SUPPLIED INFORMATION:
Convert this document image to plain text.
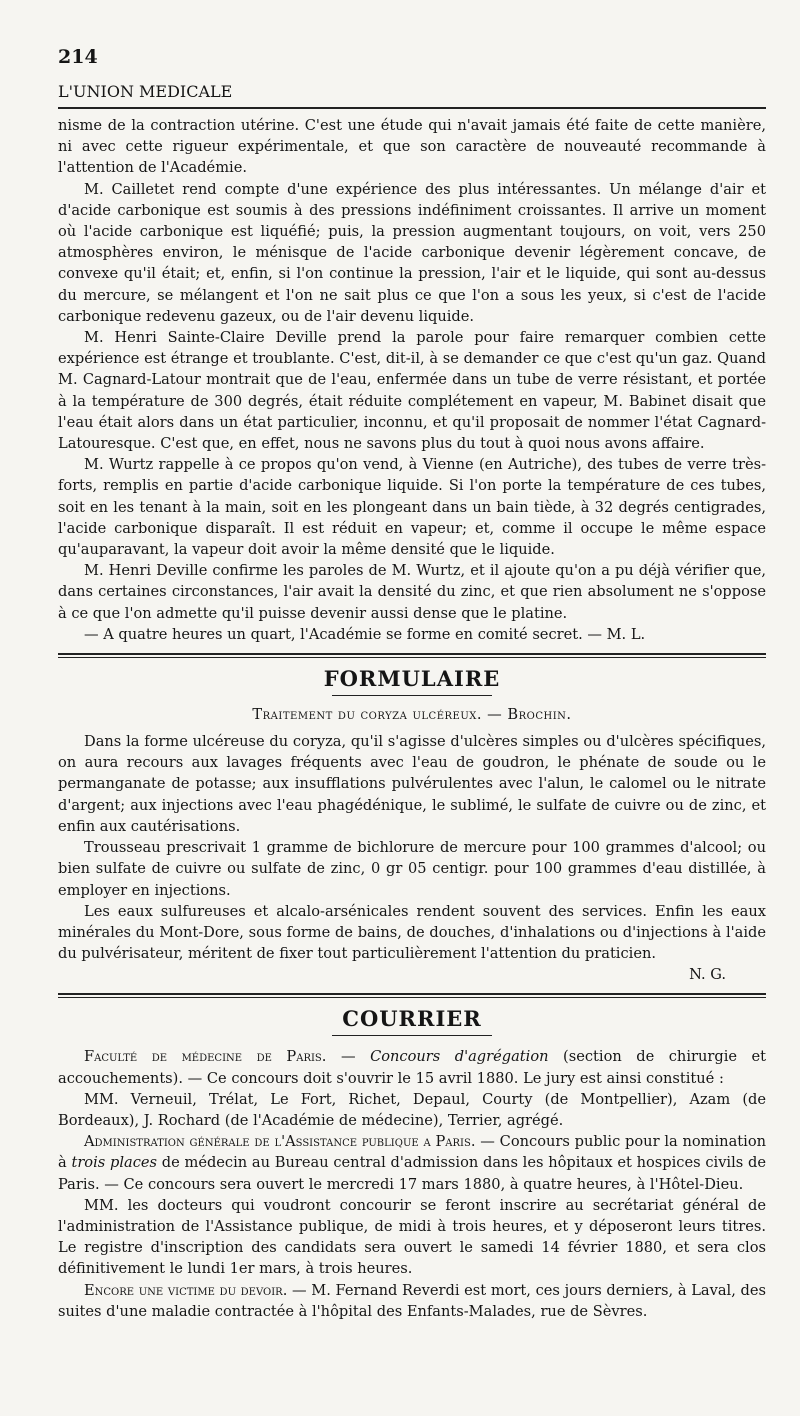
214
L'UNION MEDICALE

nisme de la contraction utérine. C'est une étude qui n'avait jamais été faite de cette manière, ni avec cette rigueur expérimentale, et que son caractère de nouveauté recommande à l'attention de l'Académie.

M. Cailletet rend compte d'une expérience des plus intéressantes. Un mélange d'air et d'acide carbonique est soumis à des pressions indéfiniment croissantes. Il arrive un moment où l'acide carbonique est liquéfié; puis, la pression augmentant toujours, on voit, vers 250 atmosphères environ, le ménisque de l'acide carbonique devenir légèrement concave, de convexe qu'il était; et, enfin, si l'on continue la pression, l'air et le liquide, qui sont au-dessus du mercure, se mélangent et l'on ne sait plus ce que l'on a sous les yeux, si c'est de l'acide carbonique redevenu gazeux, ou de l'air devenu liquide.

M. Henri Sainte-Claire Deville prend la parole pour faire remarquer combien cette expérience est étrange et troublante. C'est, dit-il, à se demander ce que c'est qu'un gaz. Quand M. Cagnard-Latour montrait que de l'eau, enfermée dans un tube de verre résistant, et portée à la température de 300 degrés, était réduite complétement en vapeur, M. Babinet disait que l'eau était alors dans un état particulier, inconnu, et qu'il proposait de nommer l'état Cagnard-Latouresque. C'est que, en effet, nous ne savons plus du tout à quoi nous avons affaire.

M. Wurtz rappelle à ce propos qu'on vend, à Vienne (en Autriche), des tubes de verre très-forts, remplis en partie d'acide carbonique liquide. Si l'on porte la température de ces tubes, soit en les tenant à la main, soit en les plongeant dans un bain tiède, à 32 degrés centigrades, l'acide carbonique disparaît. Il est réduit en vapeur; et, comme il occupe le même espace qu'auparavant, la vapeur doit avoir la même densité que le liquide.

M. Henri Deville confirme les paroles de M. Wurtz, et il ajoute qu'on a pu déjà vérifier que, dans certaines circonstances, l'air avait la densité du zinc, et que rien absolument ne s'oppose à ce que l'on admette qu'il puisse devenir aussi dense que le platine.

— A quatre heures un quart, l'Académie se forme en comité secret. — M. L.

FORMULAIRE
Traitement du coryza ulcéreux. — Brochin.

Dans la forme ulcéreuse du coryza, qu'il s'agisse d'ulcères simples ou d'ulcères spécifiques, on aura recours aux lavages fréquents avec l'eau de goudron, le phénate de soude ou le permanganate de potasse; aux insufflations pulvérulentes avec l'alun, le calomel ou le nitrate d'argent; aux injections avec l'eau phagédénique, le sublimé, le sulfate de cuivre ou de zinc, et enfin aux cautérisations.

Trousseau prescrivait 1 gramme de bichlorure de mercure pour 100 grammes d'alcool; ou bien sulfate de cuivre ou sulfate de zinc, 0 gr 05 centigr. pour 100 grammes d'eau distillée, à employer en injections.

Les eaux sulfureuses et alcalo-arsénicales rendent souvent des services. Enfin les eaux minérales du Mont-Dore, sous forme de bains, de douches, d'inhalations ou d'injections à l'aide du pulvérisateur, méritent de fixer tout particulièrement l'attention du praticien.

N. G.
COURRIER

Faculté de médecine de Paris. — Concours d'agrégation (section de chirurgie et accouchements). — Ce concours doit s'ouvrir le 15 avril 1880. Le jury est ainsi constitué :

MM. Verneuil, Trélat, Le Fort, Richet, Depaul, Courty (de Montpellier), Azam (de Bordeaux), J. Rochard (de l'Académie de médecine), Terrier, agrégé.

Administration générale de l'Assistance publique a Paris. — Concours public pour la nomination à trois places de médecin au Bureau central d'admission dans les hôpitaux et hospices civils de Paris. — Ce concours sera ouvert le mercredi 17 mars 1880, à quatre heures, à l'Hôtel-Dieu.

MM. les docteurs qui voudront concourir se feront inscrire au secrétariat général de l'administration de l'Assistance publique, de midi à trois heures, et y déposeront leurs titres. Le registre d'inscription des candidats sera ouvert le samedi 14 février 1880, et sera clos définitivement le lundi 1er mars, à trois heures.

Encore une victime du devoir. — M. Fernand Reverdi est mort, ces jours derniers, à Laval, des suites d'une maladie contractée à l'hôpital des Enfants-Malades, rue de Sèvres.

PROMPT:
Reproduce the material word for word, minus the images.

OUTPUT:
Convert this document image to plain text.
214
L'UNION MEDICALE

nisme de la contraction utérine. C'est une étude qui n'avait jamais été faite de cette manière, ni avec cette rigueur expérimentale, et que son caractère de nouveauté recommande à l'attention de l'Académie.

M. Cailletet rend compte d'une expérience des plus intéressantes. Un mélange d'air et d'acide carbonique est soumis à des pressions indéfiniment croissantes. Il arrive un moment où l'acide carbonique est liquéfié; puis, la pression augmentant toujours, on voit, vers 250 atmosphères environ, le ménisque de l'acide carbonique devenir légèrement concave, de convexe qu'il était; et, enfin, si l'on continue la pression, l'air et le liquide, qui sont au-dessus du mercure, se mélangent et l'on ne sait plus ce que l'on a sous les yeux, si c'est de l'acide carbonique redevenu gazeux, ou de l'air devenu liquide.

M. Henri Sainte-Claire Deville prend la parole pour faire remarquer combien cette expérience est étrange et troublante. C'est, dit-il, à se demander ce que c'est qu'un gaz. Quand M. Cagnard-Latour montrait que de l'eau, enfermée dans un tube de verre résistant, et portée à la température de 300 degrés, était réduite complétement en vapeur, M. Babinet disait que l'eau était alors dans un état particulier, inconnu, et qu'il proposait de nommer l'état Cagnard-Latouresque. C'est que, en effet, nous ne savons plus du tout à quoi nous avons affaire.

M. Wurtz rappelle à ce propos qu'on vend, à Vienne (en Autriche), des tubes de verre très-forts, remplis en partie d'acide carbonique liquide. Si l'on porte la température de ces tubes, soit en les tenant à la main, soit en les plongeant dans un bain tiède, à 32 degrés centigrades, l'acide carbonique disparaît. Il est réduit en vapeur; et, comme il occupe le même espace qu'auparavant, la vapeur doit avoir la même densité que le liquide.

M. Henri Deville confirme les paroles de M. Wurtz, et il ajoute qu'on a pu déjà vérifier que, dans certaines circonstances, l'air avait la densité du zinc, et que rien absolument ne s'oppose à ce que l'on admette qu'il puisse devenir aussi dense que le platine.

— A quatre heures un quart, l'Académie se forme en comité secret. — M. L.

FORMULAIRE
Traitement du coryza ulcéreux. — Brochin.

Dans la forme ulcéreuse du coryza, qu'il s'agisse d'ulcères simples ou d'ulcères spécifiques, on aura recours aux lavages fréquents avec l'eau de goudron, le phénate de soude ou le permanganate de potasse; aux insufflations pulvérulentes avec l'alun, le calomel ou le nitrate d'argent; aux injections avec l'eau phagédénique, le sublimé, le sulfate de cuivre ou de zinc, et enfin aux cautérisations.

Trousseau prescrivait 1 gramme de bichlorure de mercure pour 100 grammes d'alcool; ou bien sulfate de cuivre ou sulfate de zinc, 0 gr 05 centigr. pour 100 grammes d'eau distillée, à employer en injections.

Les eaux sulfureuses et alcalo-arsénicales rendent souvent des services. Enfin les eaux minérales du Mont-Dore, sous forme de bains, de douches, d'inhalations ou d'injections à l'aide du pulvérisateur, méritent de fixer tout particulièrement l'attention du praticien.

N. G.
COURRIER

Faculté de médecine de Paris. — Concours d'agrégation (section de chirurgie et accouchements). — Ce concours doit s'ouvrir le 15 avril 1880. Le jury est ainsi constitué :

MM. Verneuil, Trélat, Le Fort, Richet, Depaul, Courty (de Montpellier), Azam (de Bordeaux), J. Rochard (de l'Académie de médecine), Terrier, agrégé.

Administration générale de l'Assistance publique a Paris. — Concours public pour la nomination à trois places de médecin au Bureau central d'admission dans les hôpitaux et hospices civils de Paris. — Ce concours sera ouvert le mercredi 17 mars 1880, à quatre heures, à l'Hôtel-Dieu.

MM. les docteurs qui voudront concourir se feront inscrire au secrétariat général de l'administration de l'Assistance publique, de midi à trois heures, et y déposeront leurs titres. Le registre d'inscription des candidats sera ouvert le samedi 14 février 1880, et sera clos définitivement le lundi 1er mars, à trois heures.

Encore une victime du devoir. — M. Fernand Reverdi est mort, ces jours derniers, à Laval, des suites d'une maladie contractée à l'hôpital des Enfants-Malades, rue de Sèvres.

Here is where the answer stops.